Stated exercise
Transcribe the entries that follow exactly as they appear, minus pictures.

Source data

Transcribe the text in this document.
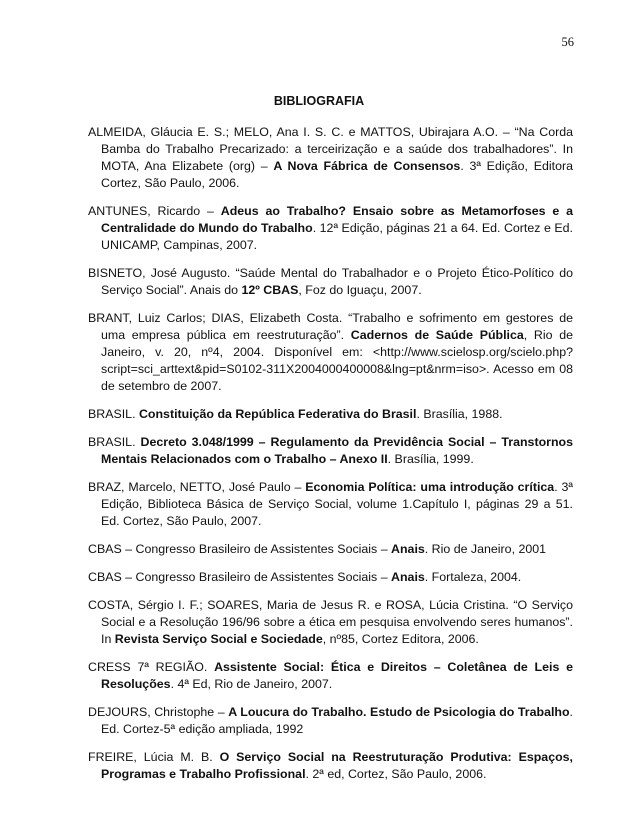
56
BIBLIOGRAFIA

ALMEIDA, Gláucia E. S.; MELO, Ana I. S. C. e MATTOS, Ubirajara A.O. – “Na Corda Bamba do Trabalho Precarizado: a terceirização e a saúde dos trabalhadores”. In MOTA, Ana Elizabete (org) – A Nova Fábrica de Consensos. 3ª Edição, Editora Cortez, São Paulo, 2006.

ANTUNES, Ricardo – Adeus ao Trabalho? Ensaio sobre as Metamorfoses e a Centralidade do Mundo do Trabalho. 12ª Edição, páginas 21 a 64. Ed. Cortez e Ed. UNICAMP, Campinas, 2007.

BISNETO, José Augusto. “Saúde Mental do Trabalhador e o Projeto Ético-Político do Serviço Social”. Anais do 12º CBAS, Foz do Iguaçu, 2007.

BRANT, Luiz Carlos; DIAS, Elizabeth Costa. “Trabalho e sofrimento em gestores de uma empresa pública em reestruturação”. Cadernos de Saúde Pública, Rio de Janeiro, v. 20, nº4, 2004. Disponível em: <http://www.scielosp.org/scielo.php?script=sci_arttext&pid=S0102-311X2004000400008&lng=pt&nrm=iso>. Acesso em 08 de setembro de 2007.

BRASIL. Constituição da República Federativa do Brasil. Brasília, 1988.

BRASIL. Decreto 3.048/1999 – Regulamento da Previdência Social – Transtornos Mentais Relacionados com o Trabalho – Anexo II. Brasília, 1999.

BRAZ, Marcelo, NETTO, José Paulo – Economia Política: uma introdução crítica. 3ª Edição, Biblioteca Básica de Serviço Social, volume 1.Capítulo I, páginas 29 a 51. Ed. Cortez, São Paulo, 2007.

CBAS – Congresso Brasileiro de Assistentes Sociais – Anais. Rio de Janeiro, 2001

CBAS – Congresso Brasileiro de Assistentes Sociais – Anais. Fortaleza, 2004.

COSTA, Sérgio I. F.; SOARES, Maria de Jesus R. e ROSA, Lúcia Cristina. “O Serviço Social e a Resolução 196/96 sobre a ética em pesquisa envolvendo seres humanos”. In Revista Serviço Social e Sociedade, nº85, Cortez Editora, 2006.

CRESS 7ª REGIÃO. Assistente Social: Ética e Direitos – Coletânea de Leis e Resoluções. 4ª Ed, Rio de Janeiro, 2007.

DEJOURS, Christophe – A Loucura do Trabalho. Estudo de Psicologia do Trabalho. Ed. Cortez-5ª edição ampliada, 1992

FREIRE, Lúcia M. B. O Serviço Social na Reestruturação Produtiva: Espaços, Programas e Trabalho Profissional. 2ª ed, Cortez, São Paulo, 2006.
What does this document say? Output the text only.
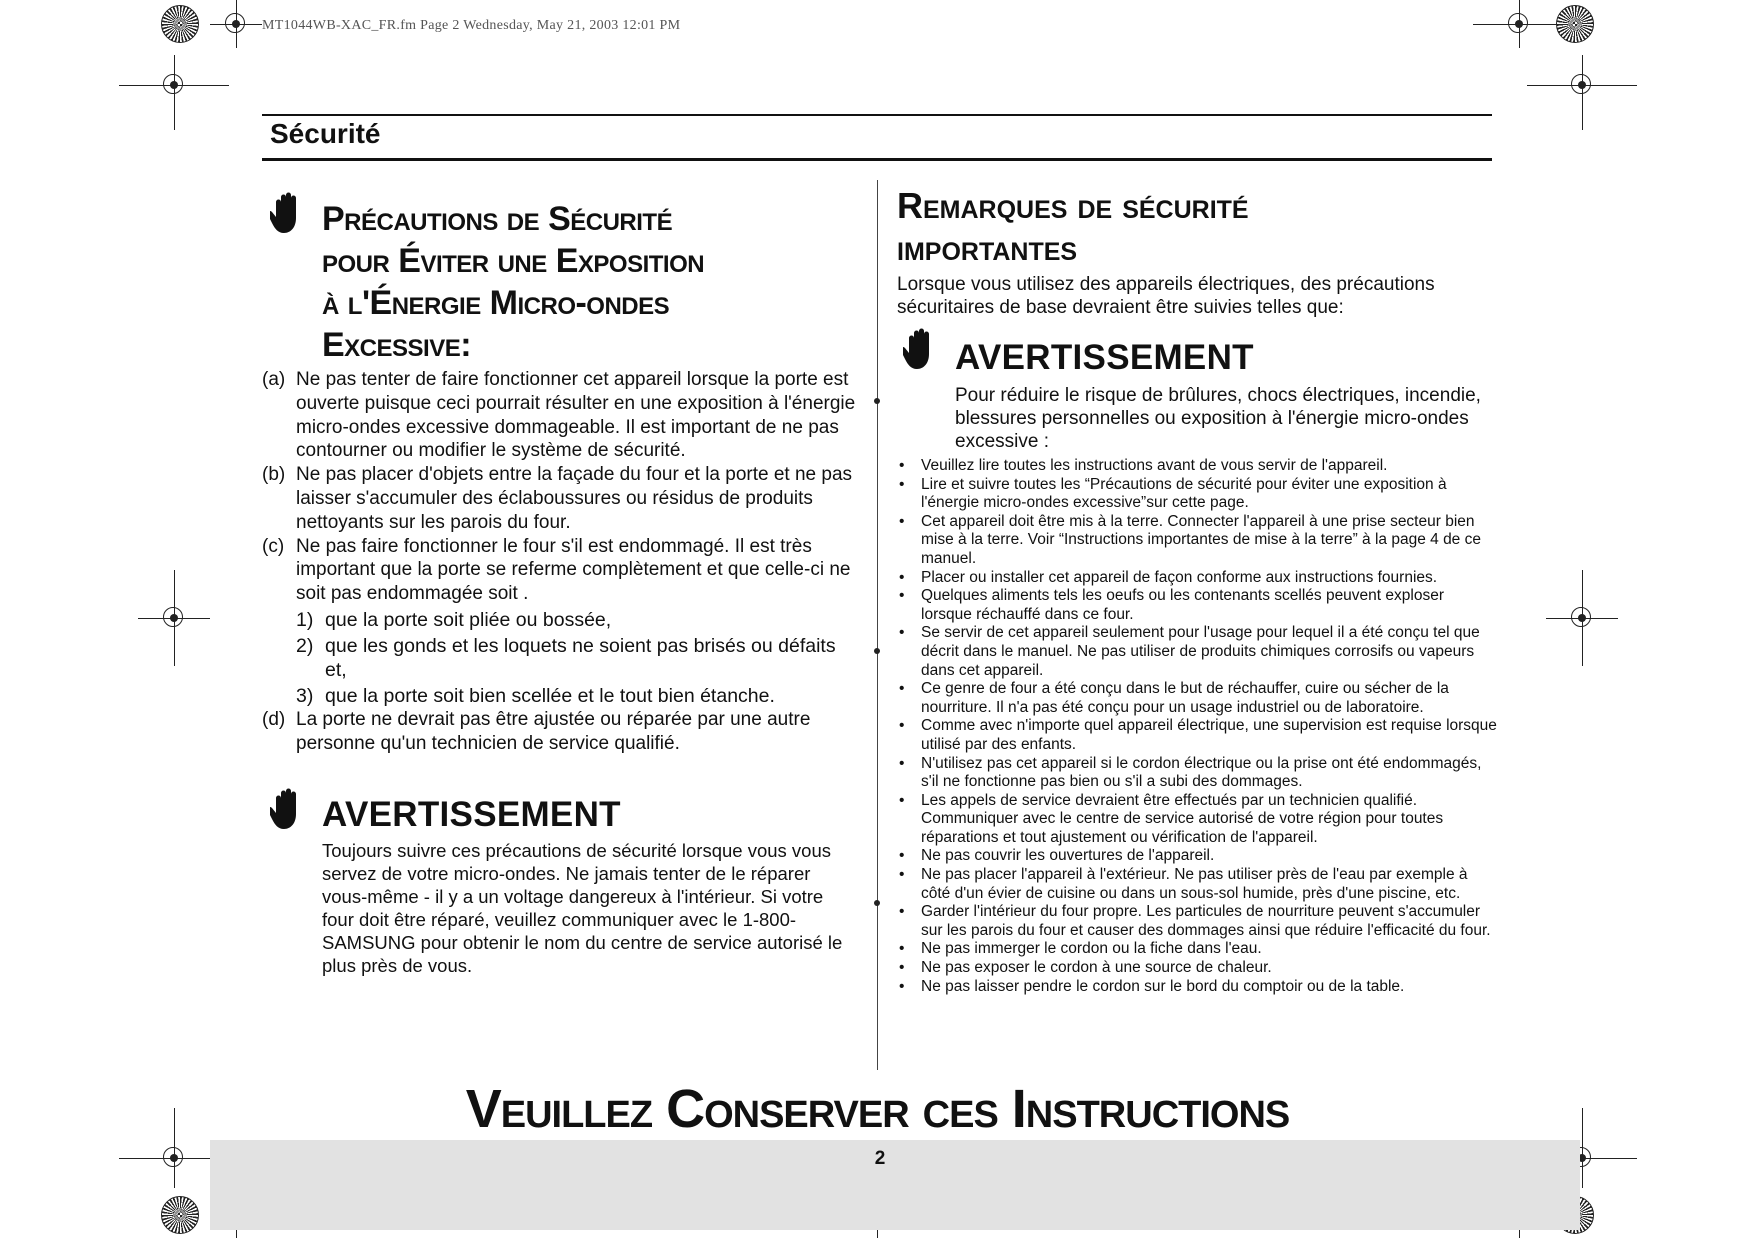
MT1044WB-XAC_FR.fm Page 2 Wednesday, May 21, 2003 12:01 PM
Sécurité
Précautions de Sécurité
pour Éviter une Exposition
à l'Énergie Micro-ondes
Excessive:
(a) Ne pas tenter de faire fonctionner cet appareil lorsque la porte est ouverte puisque ceci pourrait résulter en une exposition à l'énergie micro-ondes excessive dommageable. Il est important de ne pas contourner ou modifier le système de sécurité.
(b) Ne pas placer d'objets entre la façade du four et la porte et ne pas laisser s'accumuler des éclaboussures ou résidus de produits nettoyants sur les parois du four.
(c) Ne pas faire fonctionner le four s'il est endommagé. Il est très important que la porte se referme complètement et que celle-ci ne soit pas endommagée soit .
1) que la porte soit pliée ou bossée,
2) que les gonds et les loquets ne soient pas brisés ou défaits et,
3) que la porte soit bien scellée et le tout bien étanche.
(d) La porte ne devrait pas être ajustée ou réparée par une autre personne qu'un technicien de service qualifié.
AVERTISSEMENT
Toujours suivre ces précautions de sécurité lorsque vous vous servez de votre micro-ondes. Ne jamais tenter de le réparer vous-même - il y a un voltage dangereux à l'intérieur. Si votre four doit être réparé, veuillez communiquer avec le 1-800-SAMSUNG pour obtenir le nom du centre de service autorisé le plus près de vous.
Remarques de sécurité
importantes
Lorsque vous utilisez des appareils électriques, des précautions sécuritaires de base devraient être suivies telles que:
AVERTISSEMENT
Pour réduire le risque de brûlures, chocs électriques, incendie, blessures personnelles ou exposition à l'énergie micro-ondes excessive :
• Veuillez lire toutes les instructions avant de vous servir de l'appareil.
• Lire et suivre toutes les “Précautions de sécurité pour éviter une exposition à l'énergie micro-ondes excessive”sur cette page.
• Cet appareil doit être mis à la terre. Connecter l'appareil à une prise secteur bien mise à la terre. Voir “Instructions importantes de mise à la terre” à la page 4 de ce manuel.
• Placer ou installer cet appareil de façon conforme aux instructions fournies.
• Quelques aliments tels les oeufs ou les contenants scellés peuvent exploser lorsque réchauffé dans ce four.
• Se servir de cet appareil seulement pour l'usage pour lequel il a été conçu tel que décrit dans le manuel. Ne pas utiliser de produits chimiques corrosifs ou vapeurs dans cet appareil.
• Ce genre de four a été conçu dans le but de réchauffer, cuire ou sécher de la nourriture. Il n'a pas été conçu pour un usage industriel ou de laboratoire.
• Comme avec n'importe quel appareil électrique, une supervision est requise lorsque utilisé par des enfants.
• N'utilisez pas cet appareil si le cordon électrique ou la prise ont été endommagés, s'il ne fonctionne pas bien ou s'il a subi des dommages.
• Les appels de service devraient être effectués par un technicien qualifié. Communiquer avec le centre de service autorisé de votre région pour toutes réparations et tout ajustement ou vérification de l'appareil.
• Ne pas couvrir les ouvertures de l'appareil.
• Ne pas placer l'appareil à l'extérieur. Ne pas utiliser près de l'eau par exemple à côté d'un évier de cuisine ou dans un sous-sol humide, près d'une piscine, etc.
• Garder l'intérieur du four propre. Les particules de nourriture peuvent s'accumuler sur les parois du four et causer des dommages ainsi que réduire l'efficacité du four.
• Ne pas immerger le cordon ou la fiche dans l'eau.
• Ne pas exposer le cordon à une source de chaleur.
• Ne pas laisser pendre le cordon sur le bord du comptoir ou de la table.
Veuillez Conserver ces Instructions
2
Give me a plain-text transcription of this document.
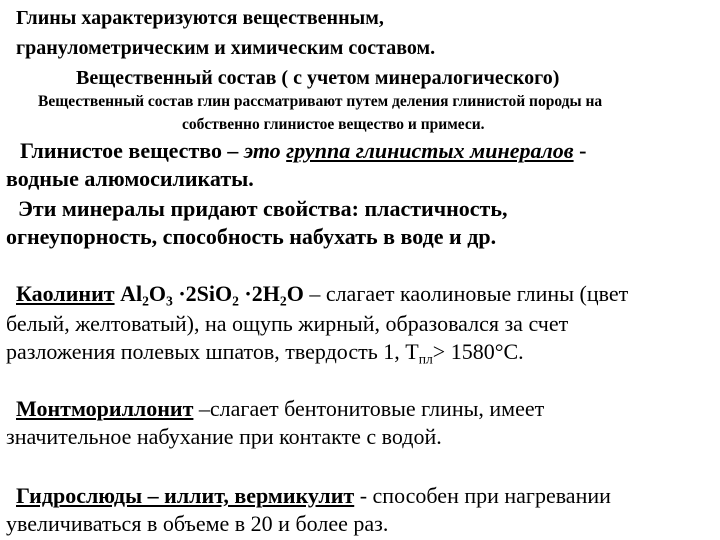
Глины характеризуются вещественным,
гранулометрическим и химическим составом.
Вещественный состав ( с учетом минералогического)
Вещественный состав глин рассматривают путем деления глинистой породы на
собственно глинистое вещество и примеси.
Глинистое вещество – это группа глинистых минералов -
водные алюмосиликаты.
Эти минералы придают свойства: пластичность,
огнеупорность, способность набухать в воде и др.
Каолинит $Al_2O_3 \cdot 2SiO_2 \cdot 2H_2O$ – слагает каолиновые глины (цвет
белый, желтоватый), на ощупь жирный, образовался за счет
разложения полевых шпатов, твердость 1, $Т_{пл}> 1580^\circ С$.
Монтмориллонит –слагает бентонитовые глины, имеет
значительное набухание при контакте с водой.
Гидрослюды – иллит, вермикулит - способен при нагревании
увеличиваться в объеме в 20 и более раз.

Exercise output
Transcribe the text in this document.
56
BIBLIOGRAFIA

ALMEIDA, Gláucia E. S.; MELO, Ana I. S. C. e MATTOS, Ubirajara A.O. – “Na Corda Bamba do Trabalho Precarizado: a terceirização e a saúde dos trabalhadores”. In MOTA, Ana Elizabete (org) – A Nova Fábrica de Consensos. 3ª Edição, Editora Cortez, São Paulo, 2006.

ANTUNES, Ricardo – Adeus ao Trabalho? Ensaio sobre as Metamorfoses e a Centralidade do Mundo do Trabalho. 12ª Edição, páginas 21 a 64. Ed. Cortez e Ed. UNICAMP, Campinas, 2007.

BISNETO, José Augusto. “Saúde Mental do Trabalhador e o Projeto Ético-Político do Serviço Social”. Anais do 12º CBAS, Foz do Iguaçu, 2007.

BRANT, Luiz Carlos; DIAS, Elizabeth Costa. “Trabalho e sofrimento em gestores de uma empresa pública em reestruturação”. Cadernos de Saúde Pública, Rio de Janeiro, v. 20, nº4, 2004. Disponível em: <http://www.scielosp.org/scielo.php?script=sci_arttext&pid=S0102-311X2004000400008&lng=pt&nrm=iso>. Acesso em 08 de setembro de 2007.

BRASIL. Constituição da República Federativa do Brasil. Brasília, 1988.

BRASIL. Decreto 3.048/1999 – Regulamento da Previdência Social – Transtornos Mentais Relacionados com o Trabalho – Anexo II. Brasília, 1999.

BRAZ, Marcelo, NETTO, José Paulo – Economia Política: uma introdução crítica. 3ª Edição, Biblioteca Básica de Serviço Social, volume 1.Capítulo I, páginas 29 a 51. Ed. Cortez, São Paulo, 2007.

CBAS – Congresso Brasileiro de Assistentes Sociais – Anais. Rio de Janeiro, 2001

CBAS – Congresso Brasileiro de Assistentes Sociais – Anais. Fortaleza, 2004.

COSTA, Sérgio I. F.; SOARES, Maria de Jesus R. e ROSA, Lúcia Cristina. “O Serviço Social e a Resolução 196/96 sobre a ética em pesquisa envolvendo seres humanos”. In Revista Serviço Social e Sociedade, nº85, Cortez Editora, 2006.

CRESS 7ª REGIÃO. Assistente Social: Ética e Direitos – Coletânea de Leis e Resoluções. 4ª Ed, Rio de Janeiro, 2007.

DEJOURS, Christophe – A Loucura do Trabalho. Estudo de Psicologia do Trabalho. Ed. Cortez-5ª edição ampliada, 1992

FREIRE, Lúcia M. B. O Serviço Social na Reestruturação Produtiva: Espaços, Programas e Trabalho Profissional. 2ª ed, Cortez, São Paulo, 2006.
What does this document say? Output the text only.
MT1044WB-XAC_FR.fm Page 2 Wednesday, May 21, 2003 12:01 PM
Sécurité
Précautions de Sécurité
pour Éviter une Exposition
à l'Énergie Micro-ondes
Excessive:
(a) Ne pas tenter de faire fonctionner cet appareil lorsque la porte est ouverte puisque ceci pourrait résulter en une exposition à l'énergie micro-ondes excessive dommageable. Il est important de ne pas contourner ou modifier le système de sécurité.
(b) Ne pas placer d'objets entre la façade du four et la porte et ne pas laisser s'accumuler des éclaboussures ou résidus de produits nettoyants sur les parois du four.
(c) Ne pas faire fonctionner le four s'il est endommagé. Il est très important que la porte se referme complètement et que celle-ci ne soit pas endommagée soit .
1) que la porte soit pliée ou bossée,
2) que les gonds et les loquets ne soient pas brisés ou défaits et,
3) que la porte soit bien scellée et le tout bien étanche.
(d) La porte ne devrait pas être ajustée ou réparée par une autre personne qu'un technicien de service qualifié.
AVERTISSEMENT
Toujours suivre ces précautions de sécurité lorsque vous vous servez de votre micro-ondes. Ne jamais tenter de le réparer vous-même - il y a un voltage dangereux à l'intérieur. Si votre four doit être réparé, veuillez communiquer avec le 1-800-SAMSUNG pour obtenir le nom du centre de service autorisé le plus près de vous.
Remarques de sécurité
importantes
Lorsque vous utilisez des appareils électriques, des précautions sécuritaires de base devraient être suivies telles que:
AVERTISSEMENT
Pour réduire le risque de brûlures, chocs électriques, incendie, blessures personnelles ou exposition à l'énergie micro-ondes excessive :
• Veuillez lire toutes les instructions avant de vous servir de l'appareil.
• Lire et suivre toutes les “Précautions de sécurité pour éviter une exposition à l'énergie micro-ondes excessive”sur cette page.
• Cet appareil doit être mis à la terre. Connecter l'appareil à une prise secteur bien mise à la terre. Voir “Instructions importantes de mise à la terre” à la page 4 de ce manuel.
• Placer ou installer cet appareil de façon conforme aux instructions fournies.
• Quelques aliments tels les oeufs ou les contenants scellés peuvent exploser lorsque réchauffé dans ce four.
• Se servir de cet appareil seulement pour l'usage pour lequel il a été conçu tel que décrit dans le manuel. Ne pas utiliser de produits chimiques corrosifs ou vapeurs dans cet appareil.
• Ce genre de four a été conçu dans le but de réchauffer, cuire ou sécher de la nourriture. Il n'a pas été conçu pour un usage industriel ou de laboratoire.
• Comme avec n'importe quel appareil électrique, une supervision est requise lorsque utilisé par des enfants.
• N'utilisez pas cet appareil si le cordon électrique ou la prise ont été endommagés, s'il ne fonctionne pas bien ou s'il a subi des dommages.
• Les appels de service devraient être effectués par un technicien qualifié. Communiquer avec le centre de service autorisé de votre région pour toutes réparations et tout ajustement ou vérification de l'appareil.
• Ne pas couvrir les ouvertures de l'appareil.
• Ne pas placer l'appareil à l'extérieur. Ne pas utiliser près de l'eau par exemple à côté d'un évier de cuisine ou dans un sous-sol humide, près d'une piscine, etc.
• Garder l'intérieur du four propre. Les particules de nourriture peuvent s'accumuler sur les parois du four et causer des dommages ainsi que réduire l'efficacité du four.
• Ne pas immerger le cordon ou la fiche dans l'eau.
• Ne pas exposer le cordon à une source de chaleur.
• Ne pas laisser pendre le cordon sur le bord du comptoir ou de la table.
Veuillez Conserver ces Instructions
2
Give me a plain-text transcription of this document.
Глины характеризуются вещественным,
гранулометрическим и химическим составом.
Вещественный состав ( с учетом минералогического)
Вещественный состав глин рассматривают путем деления глинистой породы на
собственно глинистое вещество и примеси.
Глинистое вещество – это группа глинистых минералов -
водные алюмосиликаты.
Эти минералы придают свойства: пластичность,
огнеупорность, способность набухать в воде и др.
Каолинит $Al_2O_3 \cdot 2SiO_2 \cdot 2H_2O$ – слагает каолиновые глины (цвет
белый, желтоватый), на ощупь жирный, образовался за счет
разложения полевых шпатов, твердость 1, $Т_{пл}> 1580^\circ С$.
Монтмориллонит –слагает бентонитовые глины, имеет
значительное набухание при контакте с водой.
Гидрослюды – иллит, вермикулит - способен при нагревании
увеличиваться в объеме в 20 и более раз.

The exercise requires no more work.